-- Begin --

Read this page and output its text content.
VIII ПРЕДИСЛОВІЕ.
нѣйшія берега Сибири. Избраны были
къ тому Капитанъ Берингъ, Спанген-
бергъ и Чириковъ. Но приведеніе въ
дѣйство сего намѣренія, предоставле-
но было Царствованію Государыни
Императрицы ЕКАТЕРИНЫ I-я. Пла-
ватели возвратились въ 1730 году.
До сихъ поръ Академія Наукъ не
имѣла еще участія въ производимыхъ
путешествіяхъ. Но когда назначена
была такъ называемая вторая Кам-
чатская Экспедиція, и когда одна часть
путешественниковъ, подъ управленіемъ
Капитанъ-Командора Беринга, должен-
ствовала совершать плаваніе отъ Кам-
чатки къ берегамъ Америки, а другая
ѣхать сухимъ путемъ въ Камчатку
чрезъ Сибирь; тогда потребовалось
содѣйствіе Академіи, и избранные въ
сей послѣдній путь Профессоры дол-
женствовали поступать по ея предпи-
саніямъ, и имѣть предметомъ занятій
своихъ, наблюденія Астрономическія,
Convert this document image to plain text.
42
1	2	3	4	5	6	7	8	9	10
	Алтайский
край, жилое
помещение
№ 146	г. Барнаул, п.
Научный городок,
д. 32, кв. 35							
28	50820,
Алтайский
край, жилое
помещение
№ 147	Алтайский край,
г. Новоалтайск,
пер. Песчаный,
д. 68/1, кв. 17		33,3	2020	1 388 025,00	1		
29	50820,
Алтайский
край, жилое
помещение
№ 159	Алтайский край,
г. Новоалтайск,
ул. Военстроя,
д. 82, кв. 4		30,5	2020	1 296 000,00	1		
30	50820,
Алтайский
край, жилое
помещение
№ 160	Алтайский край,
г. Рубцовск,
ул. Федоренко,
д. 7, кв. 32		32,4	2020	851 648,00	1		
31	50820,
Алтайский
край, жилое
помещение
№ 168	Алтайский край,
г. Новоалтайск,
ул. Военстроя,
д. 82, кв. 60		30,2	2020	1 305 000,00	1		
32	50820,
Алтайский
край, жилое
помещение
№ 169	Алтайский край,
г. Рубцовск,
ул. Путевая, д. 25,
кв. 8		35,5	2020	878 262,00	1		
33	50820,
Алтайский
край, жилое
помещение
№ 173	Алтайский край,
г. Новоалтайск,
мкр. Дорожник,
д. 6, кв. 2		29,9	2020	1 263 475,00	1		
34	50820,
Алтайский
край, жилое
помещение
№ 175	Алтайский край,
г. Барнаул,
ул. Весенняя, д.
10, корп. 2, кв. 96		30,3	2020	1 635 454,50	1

-- End --

§ **Aim of the exercise**
Show every line above in which the word "когда" occurs.

§ **Result below**
путешествіяхъ. Но когда назначена
чатская Экспедиція, и когда одна часть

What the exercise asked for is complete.